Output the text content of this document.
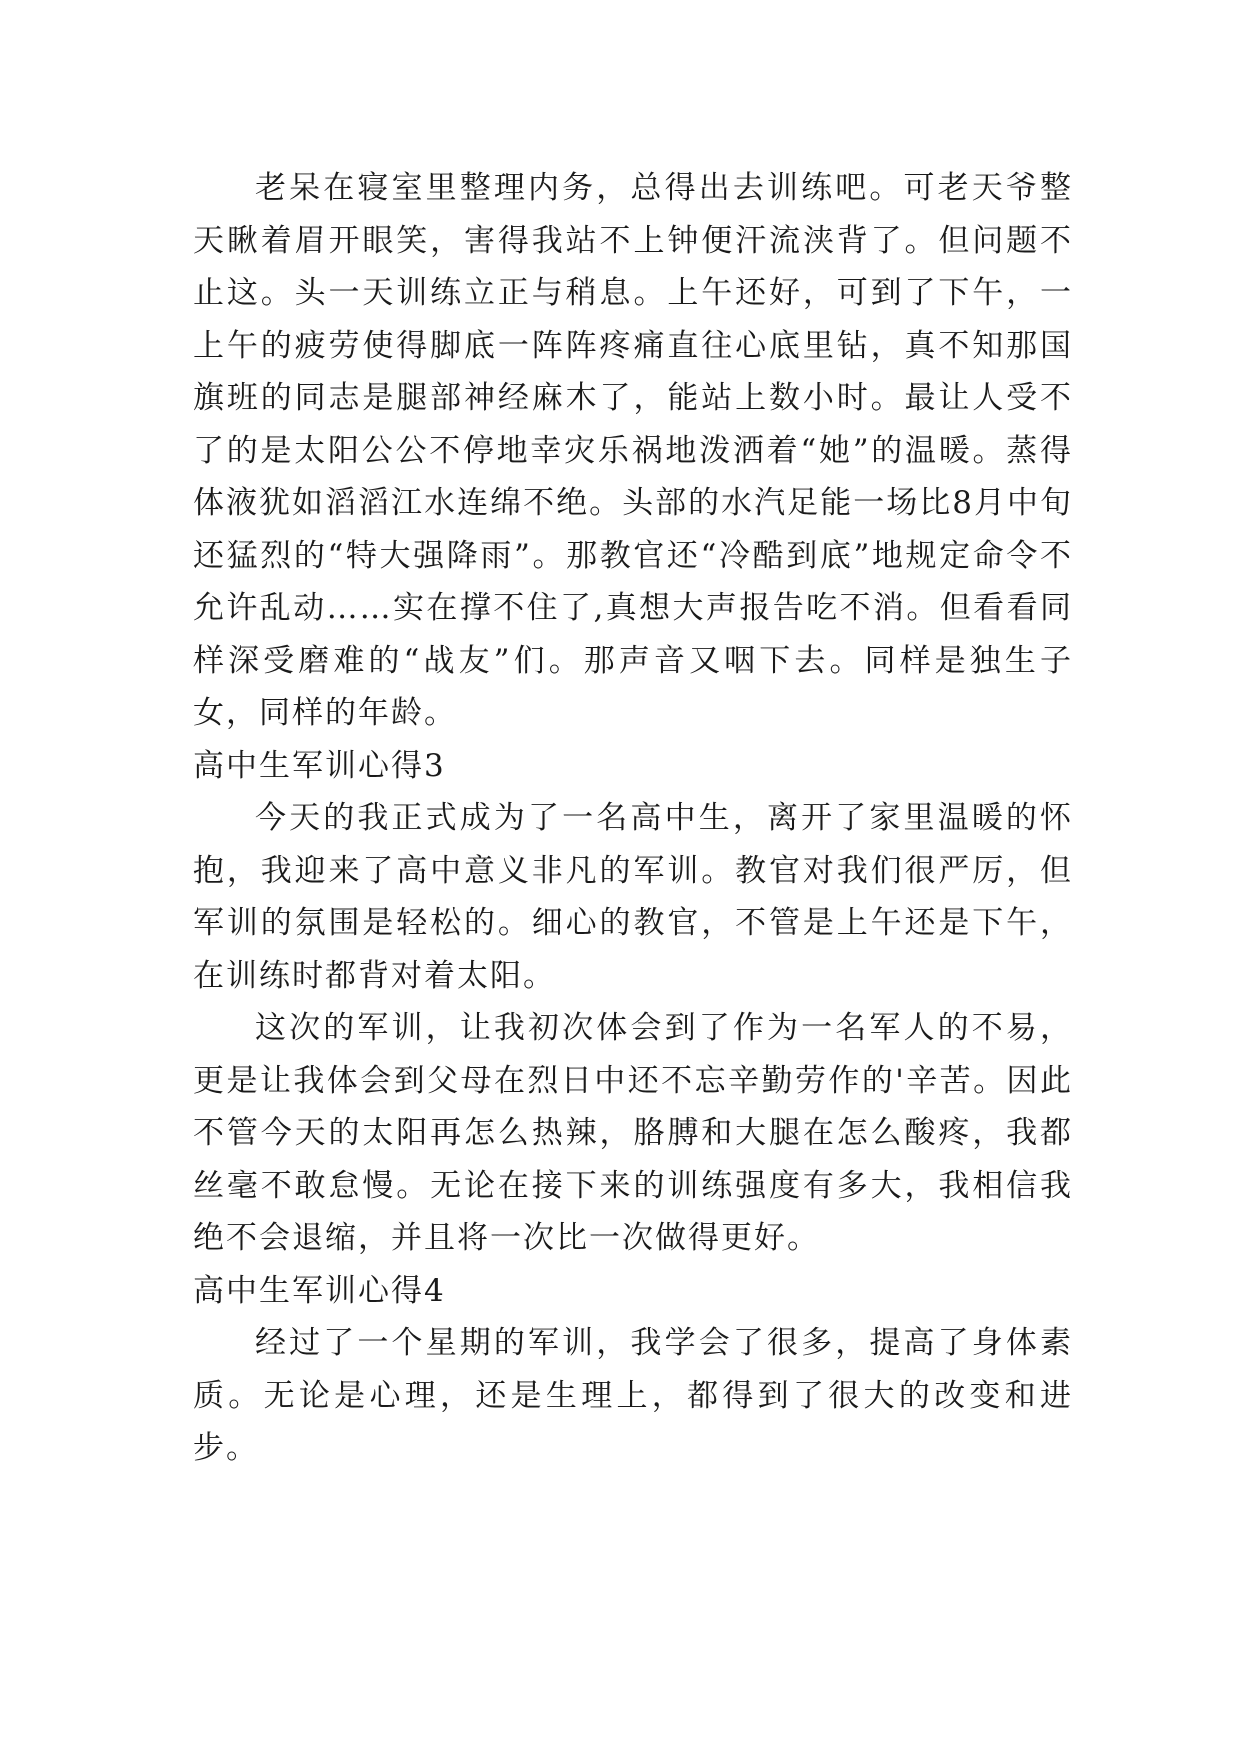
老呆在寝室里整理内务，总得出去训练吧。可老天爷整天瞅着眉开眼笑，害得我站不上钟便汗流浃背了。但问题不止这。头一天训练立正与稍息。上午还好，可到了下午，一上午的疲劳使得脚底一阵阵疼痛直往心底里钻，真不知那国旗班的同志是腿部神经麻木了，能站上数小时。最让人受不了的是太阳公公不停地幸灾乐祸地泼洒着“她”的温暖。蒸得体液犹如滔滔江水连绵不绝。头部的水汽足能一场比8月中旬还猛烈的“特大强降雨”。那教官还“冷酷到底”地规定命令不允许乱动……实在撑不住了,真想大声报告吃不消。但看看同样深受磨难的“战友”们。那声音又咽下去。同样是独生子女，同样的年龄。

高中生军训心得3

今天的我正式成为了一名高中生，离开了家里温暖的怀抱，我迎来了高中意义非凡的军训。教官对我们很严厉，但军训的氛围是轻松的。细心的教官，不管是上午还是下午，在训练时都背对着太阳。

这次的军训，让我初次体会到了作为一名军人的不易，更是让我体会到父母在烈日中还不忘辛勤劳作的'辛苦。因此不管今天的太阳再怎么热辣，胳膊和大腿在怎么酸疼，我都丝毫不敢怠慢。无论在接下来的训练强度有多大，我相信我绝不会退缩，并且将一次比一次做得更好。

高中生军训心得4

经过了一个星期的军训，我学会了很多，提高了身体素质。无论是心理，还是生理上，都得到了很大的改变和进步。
+ + + + + + +
*EXERCISE DETAILS*.
Without including any pictures, print each record exactly.

*SOLVED EXERCISE*.
Output the text content of this document.
老呆在寝室里整理内务，总得出去训练吧。可老天爷整天瞅着眉开眼笑，害得我站不上钟便汗流浃背了。但问题不止这。头一天训练立正与稍息。上午还好，可到了下午，一上午的疲劳使得脚底一阵阵疼痛直往心底里钻，真不知那国旗班的同志是腿部神经麻木了，能站上数小时。最让人受不了的是太阳公公不停地幸灾乐祸地泼洒着“她”的温暖。蒸得体液犹如滔滔江水连绵不绝。头部的水汽足能一场比8月中旬还猛烈的“特大强降雨”。那教官还“冷酷到底”地规定命令不允许乱动……实在撑不住了,真想大声报告吃不消。但看看同样深受磨难的“战友”们。那声音又咽下去。同样是独生子女，同样的年龄。

高中生军训心得3

今天的我正式成为了一名高中生，离开了家里温暖的怀抱，我迎来了高中意义非凡的军训。教官对我们很严厉，但军训的氛围是轻松的。细心的教官，不管是上午还是下午，在训练时都背对着太阳。

这次的军训，让我初次体会到了作为一名军人的不易，更是让我体会到父母在烈日中还不忘辛勤劳作的'辛苦。因此不管今天的太阳再怎么热辣，胳膊和大腿在怎么酸疼，我都丝毫不敢怠慢。无论在接下来的训练强度有多大，我相信我绝不会退缩，并且将一次比一次做得更好。

高中生军训心得4

经过了一个星期的军训，我学会了很多，提高了身体素质。无论是心理，还是生理上，都得到了很大的改变和进步。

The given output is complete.